(Extracts from a graphics dataset)
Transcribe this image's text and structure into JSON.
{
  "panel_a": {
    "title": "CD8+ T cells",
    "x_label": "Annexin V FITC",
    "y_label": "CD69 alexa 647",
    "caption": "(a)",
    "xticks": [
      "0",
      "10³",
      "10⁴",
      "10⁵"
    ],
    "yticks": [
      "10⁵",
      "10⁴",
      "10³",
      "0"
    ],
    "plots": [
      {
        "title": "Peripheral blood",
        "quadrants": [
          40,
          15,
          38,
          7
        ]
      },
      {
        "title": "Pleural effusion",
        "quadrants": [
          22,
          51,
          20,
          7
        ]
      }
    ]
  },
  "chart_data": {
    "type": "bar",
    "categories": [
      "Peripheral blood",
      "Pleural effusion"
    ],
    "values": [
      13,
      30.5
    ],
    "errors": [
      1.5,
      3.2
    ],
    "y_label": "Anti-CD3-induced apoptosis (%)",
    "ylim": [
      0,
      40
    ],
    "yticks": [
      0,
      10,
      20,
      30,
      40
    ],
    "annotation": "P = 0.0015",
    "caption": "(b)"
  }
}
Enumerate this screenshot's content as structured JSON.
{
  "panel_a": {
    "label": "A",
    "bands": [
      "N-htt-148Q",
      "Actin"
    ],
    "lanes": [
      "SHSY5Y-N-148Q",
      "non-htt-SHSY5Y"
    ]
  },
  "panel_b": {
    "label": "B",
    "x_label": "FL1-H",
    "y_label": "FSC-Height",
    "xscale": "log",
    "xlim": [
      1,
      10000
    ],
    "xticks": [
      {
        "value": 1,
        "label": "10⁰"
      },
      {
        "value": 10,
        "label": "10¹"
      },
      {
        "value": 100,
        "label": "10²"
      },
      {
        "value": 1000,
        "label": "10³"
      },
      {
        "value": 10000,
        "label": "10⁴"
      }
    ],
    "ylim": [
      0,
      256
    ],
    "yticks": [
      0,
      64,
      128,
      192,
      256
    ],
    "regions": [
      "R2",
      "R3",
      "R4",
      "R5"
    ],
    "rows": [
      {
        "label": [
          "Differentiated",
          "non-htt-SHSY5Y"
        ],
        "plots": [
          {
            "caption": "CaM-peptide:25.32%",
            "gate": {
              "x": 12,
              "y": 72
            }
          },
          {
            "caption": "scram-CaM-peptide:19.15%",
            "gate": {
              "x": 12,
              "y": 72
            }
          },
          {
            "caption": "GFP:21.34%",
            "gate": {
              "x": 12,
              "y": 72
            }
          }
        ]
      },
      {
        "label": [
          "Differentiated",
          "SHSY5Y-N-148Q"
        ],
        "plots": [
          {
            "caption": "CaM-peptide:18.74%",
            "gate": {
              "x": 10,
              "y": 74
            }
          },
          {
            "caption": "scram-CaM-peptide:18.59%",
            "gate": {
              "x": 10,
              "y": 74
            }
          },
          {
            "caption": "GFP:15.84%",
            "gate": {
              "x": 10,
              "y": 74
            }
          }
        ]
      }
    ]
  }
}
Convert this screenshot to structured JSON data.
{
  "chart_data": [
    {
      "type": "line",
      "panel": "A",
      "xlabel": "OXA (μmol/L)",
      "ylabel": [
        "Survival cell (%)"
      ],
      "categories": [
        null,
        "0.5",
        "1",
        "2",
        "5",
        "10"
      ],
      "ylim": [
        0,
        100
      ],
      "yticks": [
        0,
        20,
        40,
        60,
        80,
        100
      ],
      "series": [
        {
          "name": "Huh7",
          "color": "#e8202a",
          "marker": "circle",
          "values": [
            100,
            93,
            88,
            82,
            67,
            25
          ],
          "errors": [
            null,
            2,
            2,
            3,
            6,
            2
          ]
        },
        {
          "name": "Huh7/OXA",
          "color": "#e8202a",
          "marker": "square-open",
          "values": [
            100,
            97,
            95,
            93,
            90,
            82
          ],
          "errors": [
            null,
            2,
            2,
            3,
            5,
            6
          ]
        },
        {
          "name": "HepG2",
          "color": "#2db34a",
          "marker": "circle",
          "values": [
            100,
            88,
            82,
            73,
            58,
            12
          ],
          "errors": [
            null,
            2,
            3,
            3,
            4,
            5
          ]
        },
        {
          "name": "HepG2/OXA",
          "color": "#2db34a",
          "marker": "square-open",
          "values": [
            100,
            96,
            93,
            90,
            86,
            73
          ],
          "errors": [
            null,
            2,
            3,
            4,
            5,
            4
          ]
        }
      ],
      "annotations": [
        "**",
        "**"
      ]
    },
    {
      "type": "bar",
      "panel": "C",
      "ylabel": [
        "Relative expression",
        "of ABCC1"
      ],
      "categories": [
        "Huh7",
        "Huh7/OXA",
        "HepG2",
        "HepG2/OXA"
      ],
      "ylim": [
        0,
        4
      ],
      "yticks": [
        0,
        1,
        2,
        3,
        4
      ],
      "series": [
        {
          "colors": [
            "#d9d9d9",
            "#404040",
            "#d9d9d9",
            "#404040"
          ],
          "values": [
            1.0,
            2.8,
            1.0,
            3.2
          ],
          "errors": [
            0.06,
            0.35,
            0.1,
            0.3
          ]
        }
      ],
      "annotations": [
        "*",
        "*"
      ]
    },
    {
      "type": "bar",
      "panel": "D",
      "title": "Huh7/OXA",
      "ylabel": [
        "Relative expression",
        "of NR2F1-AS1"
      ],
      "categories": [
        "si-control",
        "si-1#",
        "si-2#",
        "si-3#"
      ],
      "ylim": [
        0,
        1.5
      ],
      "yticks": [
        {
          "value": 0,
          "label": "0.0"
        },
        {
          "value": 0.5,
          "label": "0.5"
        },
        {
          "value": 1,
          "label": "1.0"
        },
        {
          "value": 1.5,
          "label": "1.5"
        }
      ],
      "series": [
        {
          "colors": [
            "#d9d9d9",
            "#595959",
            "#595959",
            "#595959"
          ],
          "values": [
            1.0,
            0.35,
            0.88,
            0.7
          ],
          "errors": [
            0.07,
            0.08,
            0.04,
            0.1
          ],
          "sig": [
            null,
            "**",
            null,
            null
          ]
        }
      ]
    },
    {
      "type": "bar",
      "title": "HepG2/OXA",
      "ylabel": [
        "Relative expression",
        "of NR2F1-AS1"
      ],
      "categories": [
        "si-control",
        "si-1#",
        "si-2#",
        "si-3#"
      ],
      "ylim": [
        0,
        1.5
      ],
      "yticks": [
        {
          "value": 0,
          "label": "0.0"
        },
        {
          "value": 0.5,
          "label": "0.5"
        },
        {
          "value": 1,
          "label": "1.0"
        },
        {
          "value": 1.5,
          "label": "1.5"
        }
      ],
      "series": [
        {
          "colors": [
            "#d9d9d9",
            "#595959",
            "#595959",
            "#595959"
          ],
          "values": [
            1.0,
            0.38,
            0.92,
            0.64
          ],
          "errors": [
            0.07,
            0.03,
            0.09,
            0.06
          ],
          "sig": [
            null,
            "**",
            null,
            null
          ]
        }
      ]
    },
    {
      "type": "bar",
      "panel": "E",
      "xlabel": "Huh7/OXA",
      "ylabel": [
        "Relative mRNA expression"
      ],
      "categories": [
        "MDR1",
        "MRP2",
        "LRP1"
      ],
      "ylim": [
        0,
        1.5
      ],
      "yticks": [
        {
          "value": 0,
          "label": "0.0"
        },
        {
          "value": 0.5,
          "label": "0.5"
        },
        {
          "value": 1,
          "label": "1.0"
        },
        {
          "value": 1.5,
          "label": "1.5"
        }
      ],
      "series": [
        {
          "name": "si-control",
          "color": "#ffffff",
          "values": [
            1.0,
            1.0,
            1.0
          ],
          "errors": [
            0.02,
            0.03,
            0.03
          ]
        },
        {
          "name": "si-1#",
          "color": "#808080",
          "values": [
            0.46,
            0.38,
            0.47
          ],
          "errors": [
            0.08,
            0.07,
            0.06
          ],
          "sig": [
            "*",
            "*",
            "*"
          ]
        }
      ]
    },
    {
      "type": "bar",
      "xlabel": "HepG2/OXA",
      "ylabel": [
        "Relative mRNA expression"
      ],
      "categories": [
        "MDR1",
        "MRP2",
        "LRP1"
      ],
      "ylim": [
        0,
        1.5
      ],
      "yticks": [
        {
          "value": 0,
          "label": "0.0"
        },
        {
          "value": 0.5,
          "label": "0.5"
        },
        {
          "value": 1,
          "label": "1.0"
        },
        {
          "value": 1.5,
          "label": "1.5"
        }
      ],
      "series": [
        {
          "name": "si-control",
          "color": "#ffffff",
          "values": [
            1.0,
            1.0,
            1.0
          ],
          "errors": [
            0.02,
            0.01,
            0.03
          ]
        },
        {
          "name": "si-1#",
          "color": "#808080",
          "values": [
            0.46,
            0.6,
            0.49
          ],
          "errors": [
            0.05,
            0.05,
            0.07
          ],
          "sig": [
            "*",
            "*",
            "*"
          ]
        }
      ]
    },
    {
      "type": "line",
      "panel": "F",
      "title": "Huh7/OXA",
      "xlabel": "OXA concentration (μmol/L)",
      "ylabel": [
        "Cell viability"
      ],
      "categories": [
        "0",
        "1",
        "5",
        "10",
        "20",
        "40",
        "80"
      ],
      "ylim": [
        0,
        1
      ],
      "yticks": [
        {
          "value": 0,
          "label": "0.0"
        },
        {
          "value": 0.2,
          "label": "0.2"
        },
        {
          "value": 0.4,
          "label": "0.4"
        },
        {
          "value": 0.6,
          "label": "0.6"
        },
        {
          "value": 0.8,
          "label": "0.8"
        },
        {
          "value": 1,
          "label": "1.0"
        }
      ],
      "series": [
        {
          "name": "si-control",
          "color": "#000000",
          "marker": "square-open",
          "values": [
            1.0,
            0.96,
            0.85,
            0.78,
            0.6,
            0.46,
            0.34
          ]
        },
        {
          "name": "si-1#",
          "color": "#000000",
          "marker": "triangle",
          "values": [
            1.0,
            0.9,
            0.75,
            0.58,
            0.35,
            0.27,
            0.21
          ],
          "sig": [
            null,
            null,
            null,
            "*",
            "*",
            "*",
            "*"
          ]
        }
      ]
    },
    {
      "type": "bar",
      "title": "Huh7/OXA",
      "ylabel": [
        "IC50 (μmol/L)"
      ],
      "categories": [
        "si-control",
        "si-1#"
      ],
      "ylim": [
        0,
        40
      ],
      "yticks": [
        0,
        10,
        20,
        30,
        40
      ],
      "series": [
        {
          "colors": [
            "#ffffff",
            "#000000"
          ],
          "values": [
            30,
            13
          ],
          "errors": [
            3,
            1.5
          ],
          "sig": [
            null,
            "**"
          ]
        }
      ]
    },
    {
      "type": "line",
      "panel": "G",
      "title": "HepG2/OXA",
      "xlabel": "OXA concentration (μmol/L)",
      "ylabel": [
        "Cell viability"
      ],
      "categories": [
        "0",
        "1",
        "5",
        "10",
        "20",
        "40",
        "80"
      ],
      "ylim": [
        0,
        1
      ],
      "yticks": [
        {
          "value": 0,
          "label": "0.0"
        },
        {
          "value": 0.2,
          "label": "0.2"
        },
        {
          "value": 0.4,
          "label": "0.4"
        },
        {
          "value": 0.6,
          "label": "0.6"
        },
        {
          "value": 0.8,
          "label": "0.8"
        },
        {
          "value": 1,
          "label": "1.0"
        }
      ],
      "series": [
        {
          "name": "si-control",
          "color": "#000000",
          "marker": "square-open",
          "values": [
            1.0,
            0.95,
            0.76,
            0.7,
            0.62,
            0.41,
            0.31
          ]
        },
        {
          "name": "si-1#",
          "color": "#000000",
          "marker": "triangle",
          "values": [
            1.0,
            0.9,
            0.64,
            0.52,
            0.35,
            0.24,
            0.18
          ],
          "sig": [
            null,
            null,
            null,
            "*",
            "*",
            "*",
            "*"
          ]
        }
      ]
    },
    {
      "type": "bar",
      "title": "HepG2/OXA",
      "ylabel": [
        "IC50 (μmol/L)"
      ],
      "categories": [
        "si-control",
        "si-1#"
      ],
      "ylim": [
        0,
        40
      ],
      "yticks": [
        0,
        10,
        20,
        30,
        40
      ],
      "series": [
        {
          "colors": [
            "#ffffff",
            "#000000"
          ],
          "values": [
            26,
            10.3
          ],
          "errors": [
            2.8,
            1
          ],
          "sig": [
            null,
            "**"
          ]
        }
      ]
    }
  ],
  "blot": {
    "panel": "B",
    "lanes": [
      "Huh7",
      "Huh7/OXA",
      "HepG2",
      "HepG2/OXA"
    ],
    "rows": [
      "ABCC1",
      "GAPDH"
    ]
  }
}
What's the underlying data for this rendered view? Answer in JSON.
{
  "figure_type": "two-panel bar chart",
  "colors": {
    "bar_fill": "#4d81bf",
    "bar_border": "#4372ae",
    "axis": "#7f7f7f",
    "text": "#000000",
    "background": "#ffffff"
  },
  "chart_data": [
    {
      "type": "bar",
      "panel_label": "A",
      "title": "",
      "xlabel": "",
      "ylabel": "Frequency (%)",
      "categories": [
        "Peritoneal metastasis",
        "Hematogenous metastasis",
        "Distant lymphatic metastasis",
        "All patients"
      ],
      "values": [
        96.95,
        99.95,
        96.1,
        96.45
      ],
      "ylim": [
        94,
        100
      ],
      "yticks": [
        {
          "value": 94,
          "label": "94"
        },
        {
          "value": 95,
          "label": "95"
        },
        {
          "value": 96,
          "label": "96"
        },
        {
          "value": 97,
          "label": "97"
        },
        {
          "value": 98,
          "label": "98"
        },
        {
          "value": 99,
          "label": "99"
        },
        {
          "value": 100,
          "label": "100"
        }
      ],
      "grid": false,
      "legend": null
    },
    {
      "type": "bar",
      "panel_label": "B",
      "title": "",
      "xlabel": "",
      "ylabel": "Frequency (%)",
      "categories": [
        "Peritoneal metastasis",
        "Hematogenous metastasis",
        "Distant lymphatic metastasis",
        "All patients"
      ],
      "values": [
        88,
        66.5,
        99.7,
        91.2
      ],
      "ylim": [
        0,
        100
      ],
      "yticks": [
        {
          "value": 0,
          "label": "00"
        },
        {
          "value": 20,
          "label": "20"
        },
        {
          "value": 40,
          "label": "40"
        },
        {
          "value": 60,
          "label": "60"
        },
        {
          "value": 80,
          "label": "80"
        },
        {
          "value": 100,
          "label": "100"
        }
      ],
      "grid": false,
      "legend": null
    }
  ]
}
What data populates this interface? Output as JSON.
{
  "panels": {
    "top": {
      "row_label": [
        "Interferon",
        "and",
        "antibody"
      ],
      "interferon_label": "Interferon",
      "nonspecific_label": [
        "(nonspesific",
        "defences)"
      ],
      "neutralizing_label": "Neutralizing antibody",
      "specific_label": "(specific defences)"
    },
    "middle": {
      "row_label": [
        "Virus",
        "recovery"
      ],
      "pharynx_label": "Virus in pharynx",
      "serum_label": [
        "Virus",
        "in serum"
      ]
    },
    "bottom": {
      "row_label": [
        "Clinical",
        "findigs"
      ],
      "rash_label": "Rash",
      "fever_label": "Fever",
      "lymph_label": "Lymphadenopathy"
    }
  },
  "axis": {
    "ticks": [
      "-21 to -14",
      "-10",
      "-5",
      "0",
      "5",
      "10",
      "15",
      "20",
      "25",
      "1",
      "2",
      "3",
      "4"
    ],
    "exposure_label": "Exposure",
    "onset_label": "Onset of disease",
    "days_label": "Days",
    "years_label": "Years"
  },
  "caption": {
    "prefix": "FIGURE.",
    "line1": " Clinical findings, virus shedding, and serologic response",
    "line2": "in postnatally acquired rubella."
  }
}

* **What is expected**
In the records above, find each line with the word "blood" and copy it out.

* **Task output**
        "title": "Peripheral blood",
      "Peripheral blood",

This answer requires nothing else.